STATED EXERCISE — Provide the number of lines containing the word "Historical", and nothing else.

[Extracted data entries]

__________________________________________________

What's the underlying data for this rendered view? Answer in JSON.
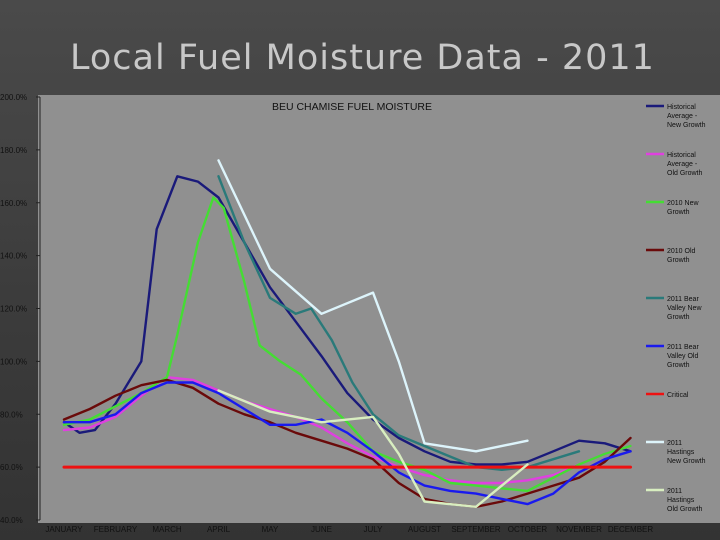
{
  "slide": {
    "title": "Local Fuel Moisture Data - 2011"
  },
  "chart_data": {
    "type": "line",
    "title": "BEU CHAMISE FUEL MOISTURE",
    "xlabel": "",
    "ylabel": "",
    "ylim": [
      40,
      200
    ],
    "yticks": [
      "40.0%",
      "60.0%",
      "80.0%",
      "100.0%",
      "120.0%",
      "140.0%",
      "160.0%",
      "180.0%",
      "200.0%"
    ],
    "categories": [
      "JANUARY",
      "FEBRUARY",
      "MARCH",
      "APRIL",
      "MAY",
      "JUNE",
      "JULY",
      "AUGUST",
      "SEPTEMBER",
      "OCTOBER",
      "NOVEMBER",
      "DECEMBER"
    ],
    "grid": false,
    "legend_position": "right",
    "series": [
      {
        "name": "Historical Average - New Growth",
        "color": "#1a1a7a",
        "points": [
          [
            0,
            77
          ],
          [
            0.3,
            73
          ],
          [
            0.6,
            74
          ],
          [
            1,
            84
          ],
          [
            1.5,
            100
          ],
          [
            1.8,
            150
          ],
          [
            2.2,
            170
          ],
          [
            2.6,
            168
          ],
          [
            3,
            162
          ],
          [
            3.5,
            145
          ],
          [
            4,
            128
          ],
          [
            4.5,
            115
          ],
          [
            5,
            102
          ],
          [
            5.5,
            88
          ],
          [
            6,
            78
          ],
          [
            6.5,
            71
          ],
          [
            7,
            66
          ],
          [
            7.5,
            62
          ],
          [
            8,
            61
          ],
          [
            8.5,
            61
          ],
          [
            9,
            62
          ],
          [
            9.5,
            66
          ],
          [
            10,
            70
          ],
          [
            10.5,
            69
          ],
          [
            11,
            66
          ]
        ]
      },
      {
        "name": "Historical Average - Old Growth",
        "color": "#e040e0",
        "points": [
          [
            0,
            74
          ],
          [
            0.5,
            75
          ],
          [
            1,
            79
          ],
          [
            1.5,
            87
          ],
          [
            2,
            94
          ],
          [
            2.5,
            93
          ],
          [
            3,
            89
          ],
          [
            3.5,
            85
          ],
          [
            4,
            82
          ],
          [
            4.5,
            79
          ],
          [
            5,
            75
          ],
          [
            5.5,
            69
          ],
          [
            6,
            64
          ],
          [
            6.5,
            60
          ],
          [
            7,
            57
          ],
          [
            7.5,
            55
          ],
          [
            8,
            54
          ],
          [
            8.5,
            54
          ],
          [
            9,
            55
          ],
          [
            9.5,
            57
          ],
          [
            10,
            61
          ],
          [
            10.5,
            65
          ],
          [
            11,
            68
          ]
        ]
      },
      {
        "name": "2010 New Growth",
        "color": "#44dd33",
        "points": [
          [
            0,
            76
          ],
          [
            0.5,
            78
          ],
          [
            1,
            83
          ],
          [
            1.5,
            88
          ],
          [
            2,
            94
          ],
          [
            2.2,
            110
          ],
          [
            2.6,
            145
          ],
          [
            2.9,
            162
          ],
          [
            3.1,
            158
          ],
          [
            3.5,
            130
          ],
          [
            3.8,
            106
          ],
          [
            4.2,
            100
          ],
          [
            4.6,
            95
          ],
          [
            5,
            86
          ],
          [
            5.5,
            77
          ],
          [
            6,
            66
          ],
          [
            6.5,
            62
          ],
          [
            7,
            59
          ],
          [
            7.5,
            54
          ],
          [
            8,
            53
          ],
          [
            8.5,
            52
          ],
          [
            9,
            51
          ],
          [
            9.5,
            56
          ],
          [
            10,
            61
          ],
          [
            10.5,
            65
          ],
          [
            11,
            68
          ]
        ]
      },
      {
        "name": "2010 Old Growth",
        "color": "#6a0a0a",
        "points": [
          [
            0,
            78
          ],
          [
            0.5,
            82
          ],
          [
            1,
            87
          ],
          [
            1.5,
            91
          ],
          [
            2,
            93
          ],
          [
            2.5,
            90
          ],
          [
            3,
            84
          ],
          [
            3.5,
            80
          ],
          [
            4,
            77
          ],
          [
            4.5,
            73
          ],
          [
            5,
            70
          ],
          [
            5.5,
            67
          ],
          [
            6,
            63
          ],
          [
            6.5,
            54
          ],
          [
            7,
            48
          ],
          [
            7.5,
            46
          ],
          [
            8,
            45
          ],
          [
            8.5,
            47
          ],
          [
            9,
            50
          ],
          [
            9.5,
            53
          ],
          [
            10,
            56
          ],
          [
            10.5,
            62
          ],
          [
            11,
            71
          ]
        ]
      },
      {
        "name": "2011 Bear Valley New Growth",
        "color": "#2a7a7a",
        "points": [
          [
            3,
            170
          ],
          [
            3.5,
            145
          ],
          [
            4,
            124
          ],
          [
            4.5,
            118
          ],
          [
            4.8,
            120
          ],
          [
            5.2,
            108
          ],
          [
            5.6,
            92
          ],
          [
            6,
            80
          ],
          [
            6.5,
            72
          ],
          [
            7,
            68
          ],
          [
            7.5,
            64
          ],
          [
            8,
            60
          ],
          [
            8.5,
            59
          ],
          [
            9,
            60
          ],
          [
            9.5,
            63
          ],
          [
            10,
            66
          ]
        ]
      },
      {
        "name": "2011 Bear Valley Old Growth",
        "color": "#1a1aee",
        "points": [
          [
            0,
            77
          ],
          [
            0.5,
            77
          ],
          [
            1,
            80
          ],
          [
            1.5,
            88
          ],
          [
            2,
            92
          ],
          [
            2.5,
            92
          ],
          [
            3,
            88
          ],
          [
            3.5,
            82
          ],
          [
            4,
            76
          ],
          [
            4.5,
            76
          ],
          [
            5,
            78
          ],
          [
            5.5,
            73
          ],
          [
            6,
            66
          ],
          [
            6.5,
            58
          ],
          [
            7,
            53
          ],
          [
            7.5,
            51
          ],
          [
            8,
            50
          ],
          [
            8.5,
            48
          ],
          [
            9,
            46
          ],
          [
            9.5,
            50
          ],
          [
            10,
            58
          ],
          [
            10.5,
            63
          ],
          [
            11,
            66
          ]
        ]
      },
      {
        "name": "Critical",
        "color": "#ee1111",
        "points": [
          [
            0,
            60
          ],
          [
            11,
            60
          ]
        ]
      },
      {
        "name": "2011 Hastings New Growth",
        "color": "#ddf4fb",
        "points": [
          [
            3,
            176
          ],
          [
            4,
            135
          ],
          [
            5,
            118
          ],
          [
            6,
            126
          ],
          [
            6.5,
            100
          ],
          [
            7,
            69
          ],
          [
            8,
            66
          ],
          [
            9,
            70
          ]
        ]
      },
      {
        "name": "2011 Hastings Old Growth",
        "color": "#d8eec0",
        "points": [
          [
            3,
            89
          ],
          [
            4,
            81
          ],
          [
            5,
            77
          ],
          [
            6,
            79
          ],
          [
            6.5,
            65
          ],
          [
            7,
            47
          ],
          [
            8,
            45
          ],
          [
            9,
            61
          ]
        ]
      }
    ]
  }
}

__________________________________________________

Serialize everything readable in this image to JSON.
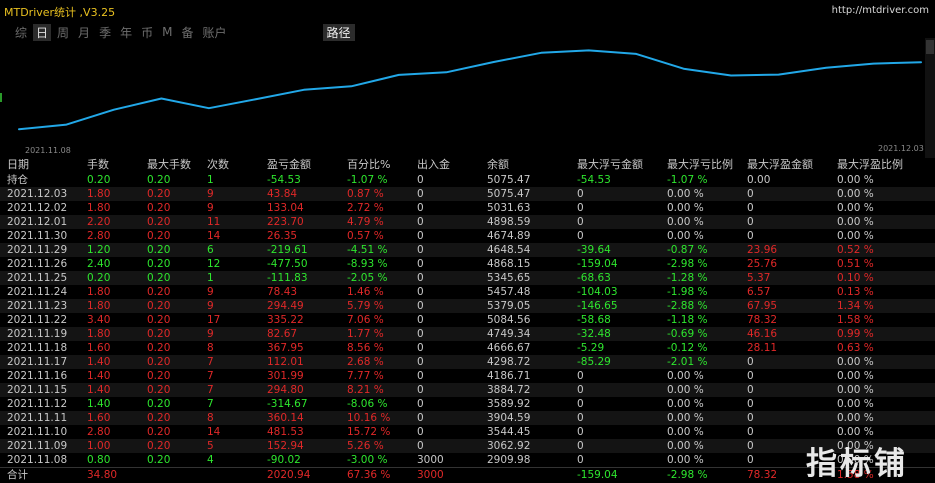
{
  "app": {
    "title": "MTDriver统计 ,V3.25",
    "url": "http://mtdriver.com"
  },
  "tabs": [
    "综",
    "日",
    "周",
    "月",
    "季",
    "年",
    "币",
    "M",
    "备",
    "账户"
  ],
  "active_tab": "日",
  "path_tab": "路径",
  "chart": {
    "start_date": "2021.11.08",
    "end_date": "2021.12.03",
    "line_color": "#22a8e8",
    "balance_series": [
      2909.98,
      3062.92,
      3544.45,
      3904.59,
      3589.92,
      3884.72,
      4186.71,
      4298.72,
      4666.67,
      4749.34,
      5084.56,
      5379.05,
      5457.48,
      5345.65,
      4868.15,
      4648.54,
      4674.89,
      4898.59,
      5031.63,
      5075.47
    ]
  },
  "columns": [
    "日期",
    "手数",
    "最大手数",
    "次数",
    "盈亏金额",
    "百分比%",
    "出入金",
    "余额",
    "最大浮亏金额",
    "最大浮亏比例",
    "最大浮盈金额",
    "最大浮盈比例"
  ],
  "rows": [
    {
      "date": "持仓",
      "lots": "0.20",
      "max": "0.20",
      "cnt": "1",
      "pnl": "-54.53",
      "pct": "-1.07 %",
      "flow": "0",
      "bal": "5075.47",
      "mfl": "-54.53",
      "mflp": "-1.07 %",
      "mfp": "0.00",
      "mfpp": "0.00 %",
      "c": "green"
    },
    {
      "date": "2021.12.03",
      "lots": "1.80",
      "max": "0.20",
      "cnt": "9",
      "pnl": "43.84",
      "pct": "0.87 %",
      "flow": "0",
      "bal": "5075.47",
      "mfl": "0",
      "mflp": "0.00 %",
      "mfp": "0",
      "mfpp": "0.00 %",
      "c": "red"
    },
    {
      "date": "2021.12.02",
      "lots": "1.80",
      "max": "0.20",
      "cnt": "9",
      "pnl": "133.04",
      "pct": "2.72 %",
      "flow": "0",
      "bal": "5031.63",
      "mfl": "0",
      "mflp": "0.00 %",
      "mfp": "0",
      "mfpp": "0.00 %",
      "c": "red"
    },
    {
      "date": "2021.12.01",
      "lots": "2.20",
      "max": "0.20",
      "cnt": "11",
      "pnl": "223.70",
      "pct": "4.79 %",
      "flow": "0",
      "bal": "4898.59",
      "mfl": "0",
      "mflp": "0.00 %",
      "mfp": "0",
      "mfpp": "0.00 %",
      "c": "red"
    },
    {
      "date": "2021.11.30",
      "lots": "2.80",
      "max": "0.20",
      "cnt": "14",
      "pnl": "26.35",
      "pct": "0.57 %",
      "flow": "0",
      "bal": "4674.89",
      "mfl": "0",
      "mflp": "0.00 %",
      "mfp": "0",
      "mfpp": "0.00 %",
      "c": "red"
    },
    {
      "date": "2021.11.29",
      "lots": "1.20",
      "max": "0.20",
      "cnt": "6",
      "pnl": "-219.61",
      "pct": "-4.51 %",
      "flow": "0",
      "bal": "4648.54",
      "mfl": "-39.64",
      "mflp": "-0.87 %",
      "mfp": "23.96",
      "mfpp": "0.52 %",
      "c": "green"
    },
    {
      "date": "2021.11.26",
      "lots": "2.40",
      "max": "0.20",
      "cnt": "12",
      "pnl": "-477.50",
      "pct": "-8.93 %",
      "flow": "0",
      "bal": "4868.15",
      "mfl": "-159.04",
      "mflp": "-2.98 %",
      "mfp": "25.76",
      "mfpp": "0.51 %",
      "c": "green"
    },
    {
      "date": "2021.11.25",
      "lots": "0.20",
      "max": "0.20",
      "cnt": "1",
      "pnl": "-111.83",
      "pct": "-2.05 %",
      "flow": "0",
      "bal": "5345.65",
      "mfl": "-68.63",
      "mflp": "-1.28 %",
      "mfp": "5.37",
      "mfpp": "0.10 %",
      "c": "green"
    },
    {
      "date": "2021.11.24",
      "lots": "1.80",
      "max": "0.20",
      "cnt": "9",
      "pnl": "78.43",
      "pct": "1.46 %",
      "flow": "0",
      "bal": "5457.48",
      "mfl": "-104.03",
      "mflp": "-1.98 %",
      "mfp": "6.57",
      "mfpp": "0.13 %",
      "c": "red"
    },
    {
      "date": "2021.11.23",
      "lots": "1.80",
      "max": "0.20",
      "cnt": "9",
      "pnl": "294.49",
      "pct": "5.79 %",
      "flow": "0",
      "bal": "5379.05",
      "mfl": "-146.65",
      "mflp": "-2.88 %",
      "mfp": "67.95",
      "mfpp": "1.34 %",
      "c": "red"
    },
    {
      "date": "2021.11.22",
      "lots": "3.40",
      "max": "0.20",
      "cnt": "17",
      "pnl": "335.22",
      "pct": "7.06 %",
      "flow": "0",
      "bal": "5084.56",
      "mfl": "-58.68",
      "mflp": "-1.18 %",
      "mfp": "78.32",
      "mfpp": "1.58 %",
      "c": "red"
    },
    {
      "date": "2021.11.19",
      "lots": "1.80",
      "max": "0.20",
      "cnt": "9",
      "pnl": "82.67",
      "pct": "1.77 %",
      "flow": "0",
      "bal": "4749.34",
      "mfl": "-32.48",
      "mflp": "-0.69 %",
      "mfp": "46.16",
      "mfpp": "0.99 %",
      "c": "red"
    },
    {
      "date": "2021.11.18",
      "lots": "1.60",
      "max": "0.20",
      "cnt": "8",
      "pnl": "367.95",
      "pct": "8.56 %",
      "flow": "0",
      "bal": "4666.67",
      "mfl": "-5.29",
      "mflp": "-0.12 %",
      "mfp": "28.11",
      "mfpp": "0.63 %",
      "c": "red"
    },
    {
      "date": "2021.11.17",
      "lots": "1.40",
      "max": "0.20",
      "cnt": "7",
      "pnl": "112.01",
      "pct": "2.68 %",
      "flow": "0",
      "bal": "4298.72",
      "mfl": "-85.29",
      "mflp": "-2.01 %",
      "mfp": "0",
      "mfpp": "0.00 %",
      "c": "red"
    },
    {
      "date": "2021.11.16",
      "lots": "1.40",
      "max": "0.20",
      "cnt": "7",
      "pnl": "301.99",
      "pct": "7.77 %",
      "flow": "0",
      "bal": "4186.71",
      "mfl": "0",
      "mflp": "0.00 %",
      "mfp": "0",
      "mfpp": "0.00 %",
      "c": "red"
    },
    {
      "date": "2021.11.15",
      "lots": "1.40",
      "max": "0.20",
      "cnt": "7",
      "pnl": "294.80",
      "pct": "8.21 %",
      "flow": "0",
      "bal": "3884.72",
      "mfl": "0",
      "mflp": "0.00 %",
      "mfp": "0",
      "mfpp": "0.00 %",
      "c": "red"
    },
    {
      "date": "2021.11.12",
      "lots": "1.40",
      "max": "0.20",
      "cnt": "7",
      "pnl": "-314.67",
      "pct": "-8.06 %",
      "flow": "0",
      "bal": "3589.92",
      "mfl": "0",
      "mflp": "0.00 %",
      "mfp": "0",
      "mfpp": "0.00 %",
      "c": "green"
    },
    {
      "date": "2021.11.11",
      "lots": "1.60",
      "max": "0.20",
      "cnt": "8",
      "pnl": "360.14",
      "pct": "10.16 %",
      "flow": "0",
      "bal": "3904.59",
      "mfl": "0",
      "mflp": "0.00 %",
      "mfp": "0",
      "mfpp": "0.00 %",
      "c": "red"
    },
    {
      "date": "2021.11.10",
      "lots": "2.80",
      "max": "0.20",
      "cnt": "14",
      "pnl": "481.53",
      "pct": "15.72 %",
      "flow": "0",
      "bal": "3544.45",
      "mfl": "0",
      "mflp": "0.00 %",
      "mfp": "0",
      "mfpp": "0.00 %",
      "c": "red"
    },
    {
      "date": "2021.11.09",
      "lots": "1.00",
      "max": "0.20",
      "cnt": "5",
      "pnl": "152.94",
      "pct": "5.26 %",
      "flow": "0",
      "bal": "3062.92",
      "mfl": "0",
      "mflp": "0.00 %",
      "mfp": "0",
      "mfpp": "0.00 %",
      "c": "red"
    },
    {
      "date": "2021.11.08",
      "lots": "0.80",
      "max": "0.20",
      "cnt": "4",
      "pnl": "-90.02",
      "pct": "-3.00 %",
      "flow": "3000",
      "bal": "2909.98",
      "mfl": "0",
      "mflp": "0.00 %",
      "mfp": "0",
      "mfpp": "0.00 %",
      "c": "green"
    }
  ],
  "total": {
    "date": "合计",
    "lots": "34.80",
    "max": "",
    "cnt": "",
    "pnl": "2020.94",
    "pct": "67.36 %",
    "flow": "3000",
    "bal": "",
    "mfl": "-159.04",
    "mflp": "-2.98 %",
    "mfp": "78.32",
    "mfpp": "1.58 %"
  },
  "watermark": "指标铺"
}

__________________________________________________

SOLVED PROBLEM — 2